Directive: How many of the lines below include "respect"? Give the number and no other words.

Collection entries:
• • • • •
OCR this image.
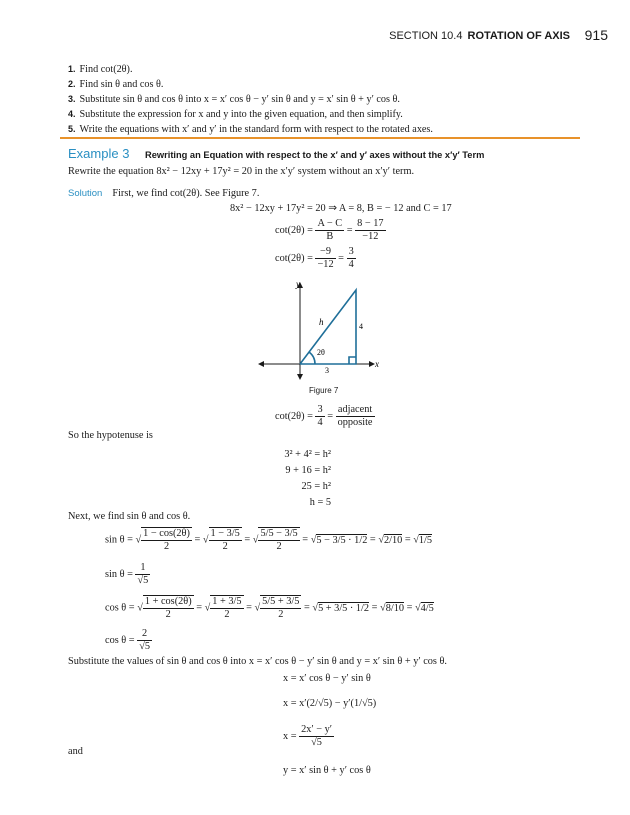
SECTION 10.4 ROTATION OF AXIS 915
1. Find cot(2θ).
2. Find sin θ and cos θ.
3. Substitute sin θ and cos θ into x = x′ cos θ − y′ sin θ and y = x′ sin θ + y′ cos θ.
4. Substitute the expression for x and y into the given equation, and then simplify.
5. Write the equations with x′ and y′ in the standard form with respect to the rotated axes.
Example 3 Rewriting an Equation with respect to the x′ and y′ axes without the x′y′ Term
Rewrite the equation 8x² − 12xy + 17y² = 20 in the x′y′ system without an x′y′ term.
Solution First, we find cot(2θ). See Figure 7.
8x² − 12xy + 17y² = 20 ⇒ A = 8, B = − 12 and C = 17
$\cot(2\theta) = \frac{A - C}{B} = \frac{8 - 17}{-12}$
$\cot(2\theta) = \frac{-9}{-12} = \frac{3}{4}$
y
x
h	4
3
2θ
Figure 7
$\cot(2\theta) = \frac{3}{4} = \frac{\text{adjacent}}{\text{opposite}}$
So the hypotenuse is
3² + 4² = h²
9 + 16 = h²
25 = h²
h = 5
Next, we find sin θ and cos θ.
sin θ = √ $\frac{1 - \cos(2\theta)}{2}$ = √ $\frac{1 - 3/5}{2}$ = √ $\frac{5/5 - 3/5}{2} = √5 - 3/5 \cdot 1/2 = √2/10 = √1/5$
$\sin \theta = \frac{1}{√5}$
cos θ = √ $\frac{1 + \cos(2\theta)}{2}$ = √ $\frac{1 + 3/5}{2}$ = √ $\frac{5/5 + 3/5}{2} = √5 + 3/5 \cdot 1/2 = √8/10 = √4/5$
$\cos \theta = \frac{2}{√5}$
Substitute the values of sin θ and cos θ into x = x′ cos θ − y′ sin θ and y = x′ sin θ + y′ cos θ.
x = x′ cos θ − y′ sin θ
x = x′(2/√5) − y′(1/√5)
$x = \frac{2x' - y'}{√5}$
and
y = x′ sin θ + y′ cos θ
• • • • •
Answer for this exercise: 2